*Problem requirements*: Write the listing out again, all of it, word for word.

--- START Data lines ---

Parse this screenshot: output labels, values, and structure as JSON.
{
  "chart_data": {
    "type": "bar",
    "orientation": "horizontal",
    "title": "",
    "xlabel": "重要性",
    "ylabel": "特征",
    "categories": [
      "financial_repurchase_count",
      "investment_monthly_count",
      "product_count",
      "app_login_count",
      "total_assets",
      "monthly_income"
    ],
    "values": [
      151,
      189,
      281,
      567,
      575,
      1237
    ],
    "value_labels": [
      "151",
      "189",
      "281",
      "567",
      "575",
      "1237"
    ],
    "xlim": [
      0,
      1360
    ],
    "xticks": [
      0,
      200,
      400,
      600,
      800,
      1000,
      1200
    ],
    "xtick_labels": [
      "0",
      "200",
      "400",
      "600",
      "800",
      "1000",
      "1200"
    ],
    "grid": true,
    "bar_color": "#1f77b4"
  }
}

--- END Data lines ---

*Solution to the problem*:
Parse this screenshot: output labels, values, and structure as JSON.
{
  "chart_data": {
    "type": "bar",
    "orientation": "horizontal",
    "title": "",
    "xlabel": "重要性",
    "ylabel": "特征",
    "categories": [
      "financial_repurchase_count",
      "investment_monthly_count",
      "product_count",
      "app_login_count",
      "total_assets",
      "monthly_income"
    ],
    "values": [
      151,
      189,
      281,
      567,
      575,
      1237
    ],
    "value_labels": [
      "151",
      "189",
      "281",
      "567",
      "575",
      "1237"
    ],
    "xlim": [
      0,
      1360
    ],
    "xticks": [
      0,
      200,
      400,
      600,
      800,
      1000,
      1200
    ],
    "xtick_labels": [
      "0",
      "200",
      "400",
      "600",
      "800",
      "1000",
      "1200"
    ],
    "grid": true,
    "bar_color": "#1f77b4"
  }
}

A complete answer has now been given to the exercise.